--- start of DATA FOR THIS TASK ---

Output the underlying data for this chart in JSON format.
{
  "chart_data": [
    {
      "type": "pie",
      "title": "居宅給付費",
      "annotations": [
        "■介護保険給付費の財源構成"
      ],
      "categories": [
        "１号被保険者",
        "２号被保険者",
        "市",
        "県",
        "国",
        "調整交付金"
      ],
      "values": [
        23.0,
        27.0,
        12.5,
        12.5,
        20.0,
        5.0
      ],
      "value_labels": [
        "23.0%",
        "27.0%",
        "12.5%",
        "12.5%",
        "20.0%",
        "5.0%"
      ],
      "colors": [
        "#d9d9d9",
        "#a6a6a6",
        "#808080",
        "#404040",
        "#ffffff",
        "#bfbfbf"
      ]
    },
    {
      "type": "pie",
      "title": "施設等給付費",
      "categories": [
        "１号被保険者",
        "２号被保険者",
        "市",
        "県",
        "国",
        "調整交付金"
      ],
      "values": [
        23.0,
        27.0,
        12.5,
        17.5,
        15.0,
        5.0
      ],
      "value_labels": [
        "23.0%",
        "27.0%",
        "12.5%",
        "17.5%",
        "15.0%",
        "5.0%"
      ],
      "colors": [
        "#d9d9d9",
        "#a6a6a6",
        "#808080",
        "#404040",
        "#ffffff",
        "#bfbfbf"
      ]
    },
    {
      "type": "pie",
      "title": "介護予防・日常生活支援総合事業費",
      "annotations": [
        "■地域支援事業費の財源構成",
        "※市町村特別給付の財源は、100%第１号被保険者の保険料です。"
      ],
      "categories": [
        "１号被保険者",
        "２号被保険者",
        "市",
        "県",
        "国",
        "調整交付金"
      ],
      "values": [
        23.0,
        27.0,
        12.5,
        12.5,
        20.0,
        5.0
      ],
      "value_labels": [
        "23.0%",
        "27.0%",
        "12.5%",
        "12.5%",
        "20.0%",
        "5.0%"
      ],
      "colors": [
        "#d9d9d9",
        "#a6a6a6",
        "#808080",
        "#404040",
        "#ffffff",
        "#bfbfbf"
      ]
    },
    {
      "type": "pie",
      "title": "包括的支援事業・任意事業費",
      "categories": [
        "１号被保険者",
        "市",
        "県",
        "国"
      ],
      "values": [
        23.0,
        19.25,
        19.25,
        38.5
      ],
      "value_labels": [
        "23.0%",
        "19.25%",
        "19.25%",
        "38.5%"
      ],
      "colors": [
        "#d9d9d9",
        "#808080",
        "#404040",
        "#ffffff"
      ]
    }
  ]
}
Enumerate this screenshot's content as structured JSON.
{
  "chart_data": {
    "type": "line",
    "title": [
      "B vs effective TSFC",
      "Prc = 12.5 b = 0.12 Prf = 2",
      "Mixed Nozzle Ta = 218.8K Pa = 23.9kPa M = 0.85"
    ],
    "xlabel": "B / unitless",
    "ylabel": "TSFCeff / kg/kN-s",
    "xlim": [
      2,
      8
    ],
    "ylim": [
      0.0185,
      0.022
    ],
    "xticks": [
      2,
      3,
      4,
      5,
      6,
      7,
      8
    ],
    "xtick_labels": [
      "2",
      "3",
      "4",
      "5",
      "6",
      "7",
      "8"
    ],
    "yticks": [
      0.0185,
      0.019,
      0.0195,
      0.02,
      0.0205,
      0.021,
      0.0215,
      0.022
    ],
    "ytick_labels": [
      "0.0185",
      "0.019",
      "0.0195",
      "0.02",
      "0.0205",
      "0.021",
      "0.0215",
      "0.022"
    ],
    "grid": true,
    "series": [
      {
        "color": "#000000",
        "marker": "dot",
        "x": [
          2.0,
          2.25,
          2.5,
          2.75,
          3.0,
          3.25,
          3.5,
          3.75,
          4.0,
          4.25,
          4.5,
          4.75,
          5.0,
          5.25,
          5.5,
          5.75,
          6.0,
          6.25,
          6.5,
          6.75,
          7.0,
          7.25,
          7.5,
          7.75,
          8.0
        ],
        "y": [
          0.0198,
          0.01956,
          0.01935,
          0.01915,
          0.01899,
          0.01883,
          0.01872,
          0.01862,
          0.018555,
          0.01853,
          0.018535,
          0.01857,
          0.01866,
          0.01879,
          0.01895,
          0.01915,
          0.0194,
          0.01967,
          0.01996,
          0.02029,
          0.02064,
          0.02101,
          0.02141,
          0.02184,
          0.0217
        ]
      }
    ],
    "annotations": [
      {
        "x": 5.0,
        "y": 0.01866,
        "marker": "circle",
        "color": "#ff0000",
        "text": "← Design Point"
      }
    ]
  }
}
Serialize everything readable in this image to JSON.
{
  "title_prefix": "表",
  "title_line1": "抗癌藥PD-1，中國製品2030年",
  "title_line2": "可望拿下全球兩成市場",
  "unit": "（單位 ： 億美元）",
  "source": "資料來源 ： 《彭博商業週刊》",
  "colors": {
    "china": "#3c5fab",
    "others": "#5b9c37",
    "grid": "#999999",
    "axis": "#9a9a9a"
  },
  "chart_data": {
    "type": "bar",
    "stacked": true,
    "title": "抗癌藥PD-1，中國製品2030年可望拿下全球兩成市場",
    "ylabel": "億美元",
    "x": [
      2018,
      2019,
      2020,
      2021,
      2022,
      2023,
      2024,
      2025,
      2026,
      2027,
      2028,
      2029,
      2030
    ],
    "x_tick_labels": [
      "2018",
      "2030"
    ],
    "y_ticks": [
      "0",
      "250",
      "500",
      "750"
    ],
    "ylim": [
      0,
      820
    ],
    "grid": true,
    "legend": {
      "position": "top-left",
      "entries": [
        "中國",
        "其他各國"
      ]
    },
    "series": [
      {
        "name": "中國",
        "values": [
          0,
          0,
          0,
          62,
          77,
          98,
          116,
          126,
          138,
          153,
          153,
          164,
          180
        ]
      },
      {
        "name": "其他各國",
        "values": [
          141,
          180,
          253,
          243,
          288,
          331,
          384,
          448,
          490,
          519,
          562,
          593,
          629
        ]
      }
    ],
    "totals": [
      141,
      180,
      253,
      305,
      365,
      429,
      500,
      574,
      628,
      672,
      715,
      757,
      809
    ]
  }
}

--- end of DATA FOR THIS TASK ---

* REQUIREMENTS *
Copy all the lines, exactly.

* EXERCISE RESULT *
Output the underlying data for this chart in JSON format.
{
  "chart_data": [
    {
      "type": "pie",
      "title": "居宅給付費",
      "annotations": [
        "■介護保険給付費の財源構成"
      ],
      "categories": [
        "１号被保険者",
        "２号被保険者",
        "市",
        "県",
        "国",
        "調整交付金"
      ],
      "values": [
        23.0,
        27.0,
        12.5,
        12.5,
        20.0,
        5.0
      ],
      "value_labels": [
        "23.0%",
        "27.0%",
        "12.5%",
        "12.5%",
        "20.0%",
        "5.0%"
      ],
      "colors": [
        "#d9d9d9",
        "#a6a6a6",
        "#808080",
        "#404040",
        "#ffffff",
        "#bfbfbf"
      ]
    },
    {
      "type": "pie",
      "title": "施設等給付費",
      "categories": [
        "１号被保険者",
        "２号被保険者",
        "市",
        "県",
        "国",
        "調整交付金"
      ],
      "values": [
        23.0,
        27.0,
        12.5,
        17.5,
        15.0,
        5.0
      ],
      "value_labels": [
        "23.0%",
        "27.0%",
        "12.5%",
        "17.5%",
        "15.0%",
        "5.0%"
      ],
      "colors": [
        "#d9d9d9",
        "#a6a6a6",
        "#808080",
        "#404040",
        "#ffffff",
        "#bfbfbf"
      ]
    },
    {
      "type": "pie",
      "title": "介護予防・日常生活支援総合事業費",
      "annotations": [
        "■地域支援事業費の財源構成",
        "※市町村特別給付の財源は、100%第１号被保険者の保険料です。"
      ],
      "categories": [
        "１号被保険者",
        "２号被保険者",
        "市",
        "県",
        "国",
        "調整交付金"
      ],
      "values": [
        23.0,
        27.0,
        12.5,
        12.5,
        20.0,
        5.0
      ],
      "value_labels": [
        "23.0%",
        "27.0%",
        "12.5%",
        "12.5%",
        "20.0%",
        "5.0%"
      ],
      "colors": [
        "#d9d9d9",
        "#a6a6a6",
        "#808080",
        "#404040",
        "#ffffff",
        "#bfbfbf"
      ]
    },
    {
      "type": "pie",
      "title": "包括的支援事業・任意事業費",
      "categories": [
        "１号被保険者",
        "市",
        "県",
        "国"
      ],
      "values": [
        23.0,
        19.25,
        19.25,
        38.5
      ],
      "value_labels": [
        "23.0%",
        "19.25%",
        "19.25%",
        "38.5%"
      ],
      "colors": [
        "#d9d9d9",
        "#808080",
        "#404040",
        "#ffffff"
      ]
    }
  ]
}
Enumerate this screenshot's content as structured JSON.
{
  "chart_data": {
    "type": "line",
    "title": [
      "B vs effective TSFC",
      "Prc = 12.5 b = 0.12 Prf = 2",
      "Mixed Nozzle Ta = 218.8K Pa = 23.9kPa M = 0.85"
    ],
    "xlabel": "B / unitless",
    "ylabel": "TSFCeff / kg/kN-s",
    "xlim": [
      2,
      8
    ],
    "ylim": [
      0.0185,
      0.022
    ],
    "xticks": [
      2,
      3,
      4,
      5,
      6,
      7,
      8
    ],
    "xtick_labels": [
      "2",
      "3",
      "4",
      "5",
      "6",
      "7",
      "8"
    ],
    "yticks": [
      0.0185,
      0.019,
      0.0195,
      0.02,
      0.0205,
      0.021,
      0.0215,
      0.022
    ],
    "ytick_labels": [
      "0.0185",
      "0.019",
      "0.0195",
      "0.02",
      "0.0205",
      "0.021",
      "0.0215",
      "0.022"
    ],
    "grid": true,
    "series": [
      {
        "color": "#000000",
        "marker": "dot",
        "x": [
          2.0,
          2.25,
          2.5,
          2.75,
          3.0,
          3.25,
          3.5,
          3.75,
          4.0,
          4.25,
          4.5,
          4.75,
          5.0,
          5.25,
          5.5,
          5.75,
          6.0,
          6.25,
          6.5,
          6.75,
          7.0,
          7.25,
          7.5,
          7.75,
          8.0
        ],
        "y": [
          0.0198,
          0.01956,
          0.01935,
          0.01915,
          0.01899,
          0.01883,
          0.01872,
          0.01862,
          0.018555,
          0.01853,
          0.018535,
          0.01857,
          0.01866,
          0.01879,
          0.01895,
          0.01915,
          0.0194,
          0.01967,
          0.01996,
          0.02029,
          0.02064,
          0.02101,
          0.02141,
          0.02184,
          0.0217
        ]
      }
    ],
    "annotations": [
      {
        "x": 5.0,
        "y": 0.01866,
        "marker": "circle",
        "color": "#ff0000",
        "text": "← Design Point"
      }
    ]
  }
}
Serialize everything readable in this image to JSON.
{
  "title_prefix": "表",
  "title_line1": "抗癌藥PD-1，中國製品2030年",
  "title_line2": "可望拿下全球兩成市場",
  "unit": "（單位 ： 億美元）",
  "source": "資料來源 ： 《彭博商業週刊》",
  "colors": {
    "china": "#3c5fab",
    "others": "#5b9c37",
    "grid": "#999999",
    "axis": "#9a9a9a"
  },
  "chart_data": {
    "type": "bar",
    "stacked": true,
    "title": "抗癌藥PD-1，中國製品2030年可望拿下全球兩成市場",
    "ylabel": "億美元",
    "x": [
      2018,
      2019,
      2020,
      2021,
      2022,
      2023,
      2024,
      2025,
      2026,
      2027,
      2028,
      2029,
      2030
    ],
    "x_tick_labels": [
      "2018",
      "2030"
    ],
    "y_ticks": [
      "0",
      "250",
      "500",
      "750"
    ],
    "ylim": [
      0,
      820
    ],
    "grid": true,
    "legend": {
      "position": "top-left",
      "entries": [
        "中國",
        "其他各國"
      ]
    },
    "series": [
      {
        "name": "中國",
        "values": [
          0,
          0,
          0,
          62,
          77,
          98,
          116,
          126,
          138,
          153,
          153,
          164,
          180
        ]
      },
      {
        "name": "其他各國",
        "values": [
          141,
          180,
          253,
          243,
          288,
          331,
          384,
          448,
          490,
          519,
          562,
          593,
          629
        ]
      }
    ],
    "totals": [
      141,
      180,
      253,
      305,
      365,
      429,
      500,
      574,
      628,
      672,
      715,
      757,
      809
    ]
  }
}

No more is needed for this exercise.